◆ **Required task A**
Please say whether each statement agrees with the Keith Sonnier text below, answering yes or no and quoting the deciding words: (i) Sonnier graduated from Rutgers in 1966; (ii) the exhibition is arranged in reverse chronological order; (iii) Quad Scan dates from 1985.
◆ **Required task B**
Resume the Keith Sonnier text below, picking up right after its final sentence.

◆ **Text block**
....

Until Today is the first comprehensive survey dedicated to Sonnier, who grew up in Louisiana in the 1940s and 50s before moving north to pursue graduate studies at Rutgers, graduating in 1966. Living and working in New York alongside artists such as Bruce Nauman, Eva Hesse, and Richard Serra, Sonnier questioned conventional notions of sculpture through wide-ranging experiments with materials and processes. Presented roughly chronologically, Until Today demonstrates that, although Sonnier worked in many different materials throughout his sixty year career—including glass, aluminum, wood, paint, electrical wiring, found objects, sound, and video—he continually returned to neon, using it to evoke flora in his Abri Series, or industrial shipping in Propeller Spinner (Antenna Series), or as an element in a three-dimensional collage in Catahoula. While artists such as Nauman have used neon to playfully interrogate the roles of language and advertising, Sonnier’s neon works retain a precise but offhand quality, much like a quick sketch or gesture.

Installation view of Keith Sonnier: Until Today at the New Orleans Museum of Art.

Much of the exhibition reckons with the creative capacities of technology, particularly technology used for communication. Quad Scan (1975), a surround-sound installation that broadcasts ship-to-shore feeds from ham radios, recalls Sonnier’s coastal upbringing as well as his abiding interest in technology. When I visited the exhibition, amid the voices of radio operators announcing weather conditions, was that of Shankar Vedantam, host of NPR’s Hidden Brain, interviewing a guest. This was not, I think, the artist’s intention, and perhaps the result of a museum practical joker turning one of the radios to WWNO, New Orleans Public Radio.

....

◆ **Data segment**
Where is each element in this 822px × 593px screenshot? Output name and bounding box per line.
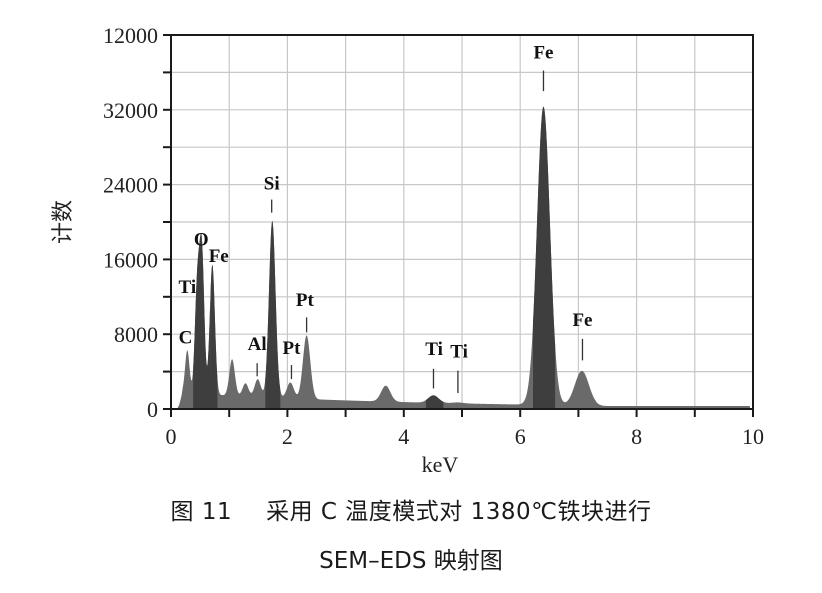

....

◆ **Task output A**
(i) Yes: "graduating in 1966". (ii) No: "Presented roughly chronologically". (iii) No: "Quad Scan (1975)".

◆ **Task output B**
If Ba-O-Ba I (1969) is a Sonnier landscape, Untitled (Neon and Cloth) (1968) is an example of a Sonnier portrait, a constellation of boudoir-colored silk swatches intersected by a single curve of neon. Sonnier’s first sculpture incorporating neon, Untitled (Neon and Cloth) boldly reveals the artist’s pared down, postminimalist tendencies; the fluttering silk is more messy arte povera than crisp, austere minimalism. While neon has been used notably by artists ranging from Nauman to Glenn Ligon to Jenny Holzer, Until Today offers a timely reminder of the pioneering efforts of one of the material’s earliest adopters.


Keith Sonnier: Until Today is on view at the New Orleans Museum of Art through June 2.